Task description = Lift every line from the entries that includes the word "avstad".

[start of Material for this exercise]

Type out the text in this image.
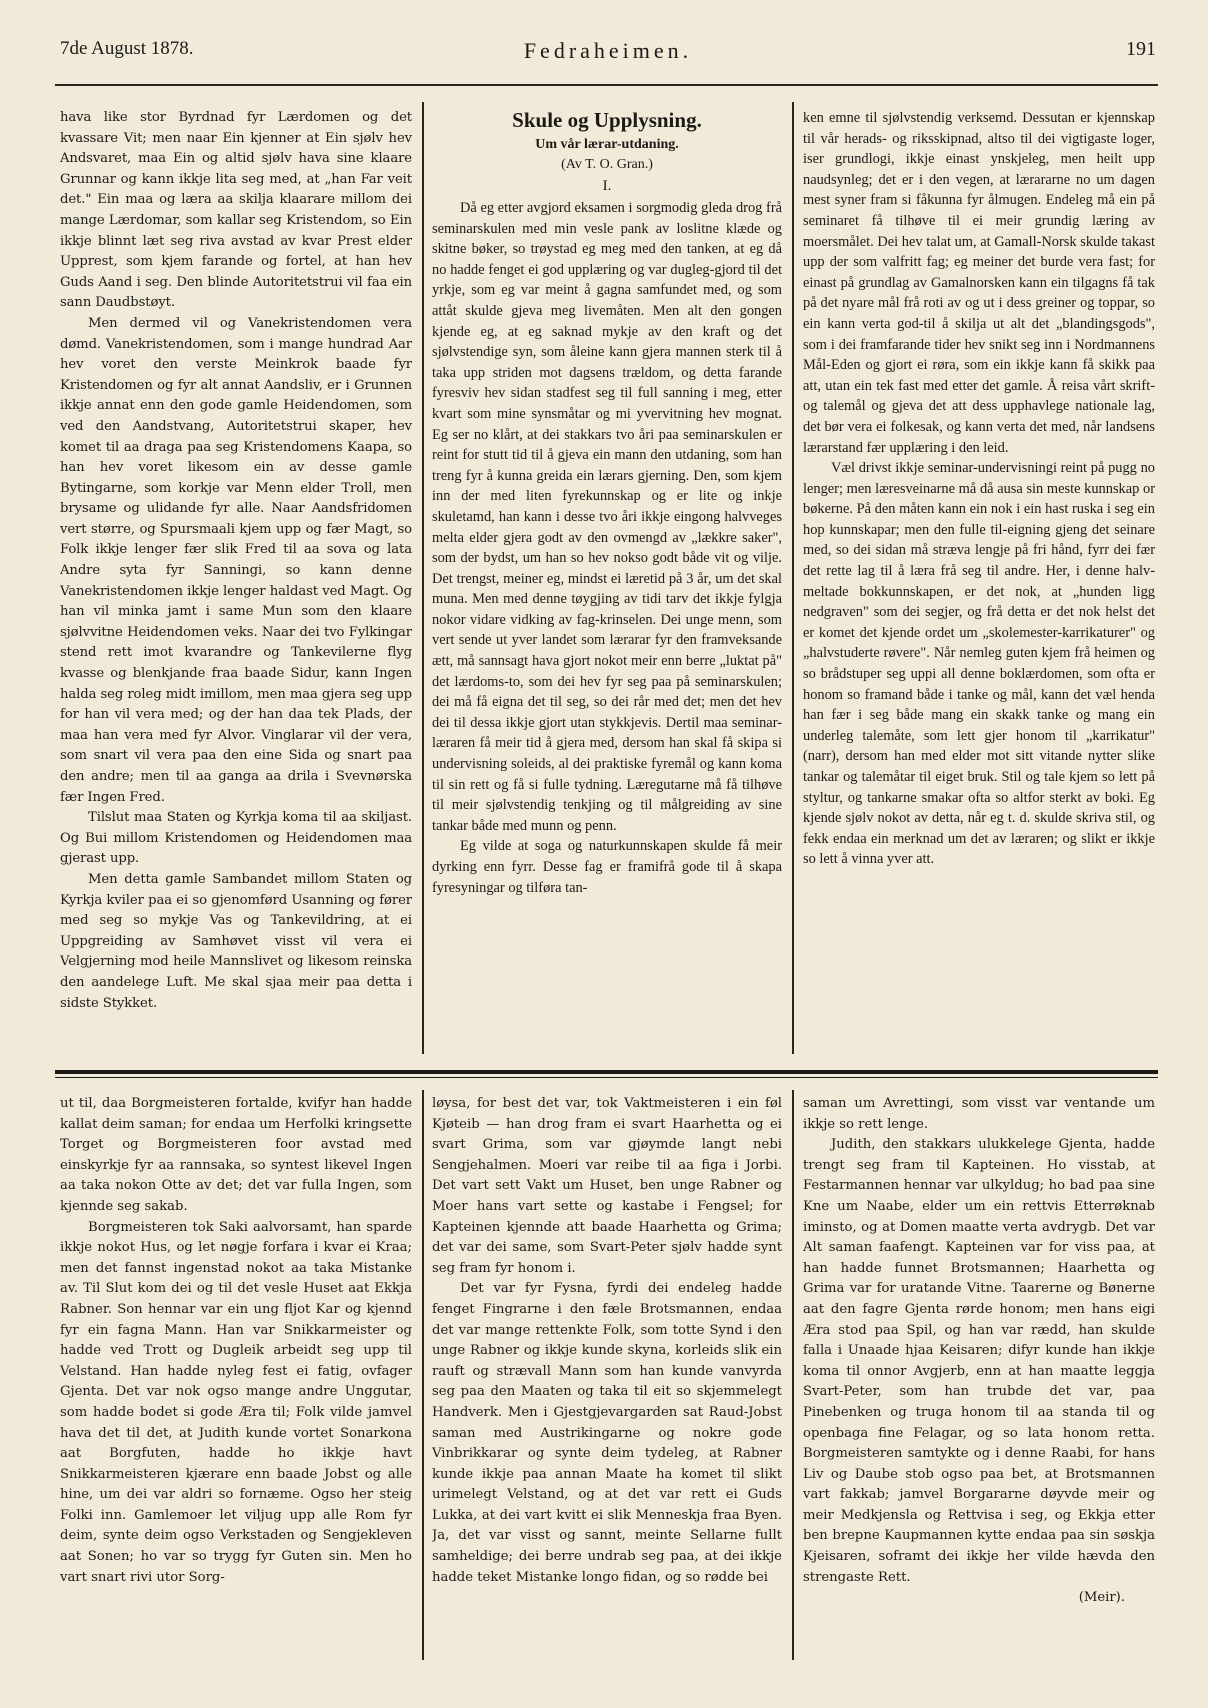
7de August 1878.	Fedraheimen.	191

hava like stor Byrdnad fyr Lærdomen og det kvassare Vit; men naar Ein kjenner at Ein sjølv hev Andsvaret, maa Ein og altid sjølv hava sine klaare Grunnar og kann ikkje lita seg med, at „han Far veit det." Ein maa og læra aa skilja klaarare millom dei mange Lærdomar, som kallar seg Kristendom, so Ein ikkje blinnt læt seg riva avstad av kvar Prest elder Upprest, som kjem farande og fortel, at han hev Guds Aand i seg. Den blinde Autoritetstrui vil faa ein sann Daudbstøyt.

Men dermed vil og Vanekristendomen vera dømd. Vanekristendomen, som i mange hundrad Aar hev voret den verste Meinkrok baade fyr Kristendomen og fyr alt annat Aandsliv, er i Grunnen ikkje annat enn den gode gamle Heidendomen, som ved den Aandstvang, Autoritetstrui skaper, hev komet til aa draga paa seg Kristendomens Kaapa, so han hev voret likesom ein av desse gamle Bytingarne, som korkje var Menn elder Troll, men brysame og ulidande fyr alle. Naar Aandsfridomen vert større, og Spursmaali kjem upp og fær Magt, so Folk ikkje lenger fær slik Fred til aa sova og lata Andre syta fyr Sanningi, so kann denne Vanekristendomen ikkje lenger haldast ved Magt. Og han vil minka jamt i same Mun som den klaare sjølvvitne Heidendomen veks. Naar dei tvo Fylkingar stend rett imot kvarandre og Tankevilerne flyg kvasse og blenkjande fraa baade Sidur, kann Ingen halda seg roleg midt imillom, men maa gjera seg upp for han vil vera med; og der han daa tek Plads, der maa han vera med fyr Alvor. Vinglarar vil der vera, som snart vil vera paa den eine Sida og snart paa den andre; men til aa ganga aa drila i Svevnørska fær Ingen Fred.

Tilslut maa Staten og Kyrkja koma til aa skiljast. Og Bui millom Kristendomen og Heidendomen maa gjerast upp.

Men detta gamle Sambandet millom Staten og Kyrkja kviler paa ei so gjenomførd Usanning og fører med seg so mykje Vas og Tankevildring, at ei Uppgreiding av Samhøvet visst vil vera ei Velgjerning mod heile Mannslivet og likesom reinska den aandelege Luft. Me skal sjaa meir paa detta i sidste Stykket.

Skule og Upplysning.
Um vår lærar-utdaning.
(Av T. O. Gran.)
I.

Då eg etter avgjord eksamen i sorgmodig gleda drog frå seminarskulen med min vesle pank av loslitne klæde og skitne bøker, so trøystad eg meg med den tanken, at eg då no hadde fenget ei god upplæring og var dugleg-gjord til det yrkje, som eg var meint å gagna samfundet med, og som attåt skulde gjeva meg livemåten. Men alt den gongen kjende eg, at eg saknad mykje av den kraft og det sjølvstendige syn, som åleine kann gjera mannen sterk til å taka upp striden mot dagsens trældom, og detta farande fyresviv hev sidan stadfest seg til full sanning i meg, etter kvart som mine synsmåtar og mi yvervitning hev mognat. Eg ser no klårt, at dei stakkars tvo åri paa seminarskulen er reint for stutt tid til å gjeva ein mann den utdaning, som han treng fyr å kunna greida ein lærars gjerning. Den, som kjem inn der med liten fyrekunnskap og er lite og inkje skuletamd, han kann i desse tvo åri ikkje eingong halvveges melta elder gjera godt av den ovmengd av „lækkre saker", som der bydst, um han so hev nokso godt både vit og vilje. Det trengst, meiner eg, mindst ei læretid på 3 år, um det skal muna. Men med denne tøygjing av tidi tarv det ikkje fylgja nokor vidare vidking av fag-krinselen. Dei unge menn, som vert sende ut yver landet som lærarar fyr den framveksande ætt, må sannsagt hava gjort nokot meir enn berre „luktat på" det lærdoms-to, som dei hev fyr seg paa på seminarskulen; dei må få eigna det til seg, so dei rår med det; men det hev dei til dessa ikkje gjort utan stykkjevis. Dertil maa seminar-læraren få meir tid å gjera med, dersom han skal få skipa si undervisning soleids, al dei praktiske fyremål og kann koma til sin rett og få si fulle tydning. Læregutarne må få tilhøve til meir sjølvstendig tenkjing og til målgreiding av sine tankar både med munn og penn.

Eg vilde at soga og naturkunnskapen skulde få meir dyrking enn fyrr. Desse fag er framifrå gode til å skapa fyresyningar og tilføra tan-

ken emne til sjølvstendig verksemd. Dessutan er kjennskap til vår herads- og riksskipnad, altso til dei vigtigaste loger, iser grundlogi, ikkje einast ynskjeleg, men heilt upp naudsynleg; det er i den vegen, at lærararne no um dagen mest syner fram si fåkunna fyr ålmugen. Endeleg må ein på seminaret få tilhøve til ei meir grundig læring av moersmålet. Dei hev talat um, at Gamall-Norsk skulde takast upp der som valfritt fag; eg meiner det burde vera fast; for einast på grundlag av Gamalnorsken kann ein tilgagns få tak på det nyare mål frå roti av og ut i dess greiner og toppar, so ein kann verta god-til å skilja ut alt det „blandingsgods", som i dei framfarande tider hev snikt seg inn i Nordmannens Mål-Eden og gjort ei røra, som ein ikkje kann få skikk paa att, utan ein tek fast med etter det gamle. Å reisa vårt skrift- og talemål og gjeva det att dess upphavlege nationale lag, det bør vera ei folkesak, og kann verta det med, når landsens lærarstand fær upplæring i den leid.

Væl drivst ikkje seminar-undervisningi reint på pugg no lenger; men læresveinarne må då ausa sin meste kunnskap or bøkerne. På den måten kann ein nok i ein hast ruska i seg ein hop kunnskapar; men den fulle til-eigning gjeng det seinare med, so dei sidan må stræva lengje på fri hånd, fyrr dei fær det rette lag til å læra frå seg til andre. Her, i denne halv-meltade bokkunnskapen, er det nok, at „hunden ligg nedgraven" som dei segjer, og frå detta er det nok helst det er komet det kjende ordet um „skolemester-karrikaturer" og „halvstuderte røvere". Når nemleg guten kjem frå heimen og so brådstuper seg uppi all denne boklærdomen, som ofta er honom so framand både i tanke og mål, kann det væl henda han fær i seg både mang ein skakk tanke og mang ein underleg talemåte, som lett gjer honom til „karrikatur" (narr), dersom han med elder mot sitt vitande nytter slike tankar og talemåtar til eiget bruk. Stil og tale kjem so lett på styltur, og tankarne smakar ofta so altfor sterkt av boki. Eg kjende sjølv nokot av detta, når eg t. d. skulde skriva stil, og fekk endaa ein merknad um det av læraren; og slikt er ikkje so lett å vinna yver att.

ut til, daa Borgmeisteren fortalde, kvifyr han hadde kallat deim saman; for endaa um Herfolki kringsette Torget og Borgmeisteren foor avstad med einskyrkje fyr aa rannsaka, so syntest likevel Ingen aa taka nokon Otte av det; det var fulla Ingen, som kjennde seg sakab.

Borgmeisteren tok Saki aalvorsamt, han sparde ikkje nokot Hus, og let nøgje forfara i kvar ei Kraa; men det fannst ingenstad nokot aa taka Mistanke av. Til Slut kom dei og til det vesle Huset aat Ekkja Rabner. Son hennar var ein ung fljot Kar og kjennd fyr ein fagna Mann. Han var Snikkarmeister og hadde ved Trott og Dugleik arbeidt seg upp til Velstand. Han hadde nyleg fest ei fatig, ovfager Gjenta. Det var nok ogso mange andre Unggutar, som hadde bodet si gode Æra til; Folk vilde jamvel hava det til det, at Judith kunde vortet Sonarkona aat Borgfuten, hadde ho ikkje havt Snikkarmeisteren kjærare enn baade Jobst og alle hine, um dei var aldri so fornæme. Ogso her steig Folki inn. Gamlemoer let viljug upp alle Rom fyr deim, synte deim ogso Verkstaden og Sengjekleven aat Sonen; ho var so trygg fyr Guten sin. Men ho vart snart rivi utor Sorg-

løysa, for best det var, tok Vaktmeisteren i ein føl Kjøteib — han drog fram ei svart Haarhetta og ei svart Grima, som var gjøymde langt nebi Sengjehalmen. Moeri var reibe til aa figa i Jorbi. Det vart sett Vakt um Huset, ben unge Rabner og Moer hans vart sette og kastabe i Fengsel; for Kapteinen kjennde att baade Haarhetta og Grima; det var dei same, som Svart-Peter sjølv hadde synt seg fram fyr honom i.

Det var fyr Fysna, fyrdi dei endeleg hadde fenget Fingrarne i den fæle Brotsmannen, endaa det var mange rettenkte Folk, som totte Synd i den unge Rabner og ikkje kunde skyna, korleids slik ein rauft og strævall Mann som han kunde vanvyrda seg paa den Maaten og taka til eit so skjemmelegt Handverk. Men i Gjestgjevargarden sat Raud-Jobst saman med Austrikingarne og nokre gode Vinbrikkarar og synte deim tydeleg, at Rabner kunde ikkje paa annan Maate ha komet til slikt urimelegt Velstand, og at det var rett ei Guds Lukka, at dei vart kvitt ei slik Menneskja fraa Byen. Ja, det var visst og sannt, meinte Sellarne fullt samheldige; dei berre undrab seg paa, at dei ikkje hadde teket Mistanke longo fidan, og so rødde bei

saman um Avrettingi, som visst var ventande um ikkje so rett lenge.

Judith, den stakkars ulukkelege Gjenta, hadde trengt seg fram til Kapteinen. Ho visstab, at Festarmannen hennar var ulkyldug; ho bad paa sine Kne um Naabe, elder um ein rettvis Etterrøknab iminsto, og at Domen maatte verta avdrygb. Det var Alt saman faafengt. Kapteinen var for viss paa, at han hadde funnet Brotsmannen; Haarhetta og Grima var for uratande Vitne. Taarerne og Bønerne aat den fagre Gjenta rørde honom; men hans eigi Æra stod paa Spil, og han var rædd, han skulde falla i Unaade hjaa Keisaren; difyr kunde han ikkje koma til onnor Avgjerb, enn at han maatte leggja Svart-Peter, som han trubde det var, paa Pinebenken og truga honom til aa standa til og openbaga fine Felagar, og so lata honom retta. Borgmeisteren samtykte og i denne Raabi, for hans Liv og Daube stob ogso paa bet, at Brotsmannen vart fakkab; jamvel Borgararne døyvde meir og meir Medkjensla og Rettvisa i seg, og Ekkja etter ben brepne Kaupmannen kytte endaa paa sin søskja Kjeisaren, soframt dei ikkje her vilde hævda den strengaste Rett.

(Meir).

[end of Material for this exercise]

Task response =
hava like stor Byrdnad fyr Lærdomen og det kvassare Vit; men naar Ein kjenner at Ein sjølv hev Andsvaret, maa Ein og altid sjølv hava sine klaare Grunnar og kann ikkje lita seg med, at „han Far veit det." Ein maa og læra aa skilja klaarare millom dei mange Lærdomar, som kallar seg Kristendom, so Ein ikkje blinnt læt seg riva avstad av kvar Prest elder Upprest, som kjem farande og fortel, at han hev Guds Aand i seg. Den blinde Autoritetstrui vil faa ein sann Daudbstøyt.
ut til, daa Borgmeisteren fortalde, kvifyr han hadde kallat deim saman; for endaa um Herfolki kringsette Torget og Borgmeisteren foor avstad med einskyrkje fyr aa rannsaka, so syntest likevel Ingen aa taka nokon Otte av det; det var fulla Ingen, som kjennde seg sakab.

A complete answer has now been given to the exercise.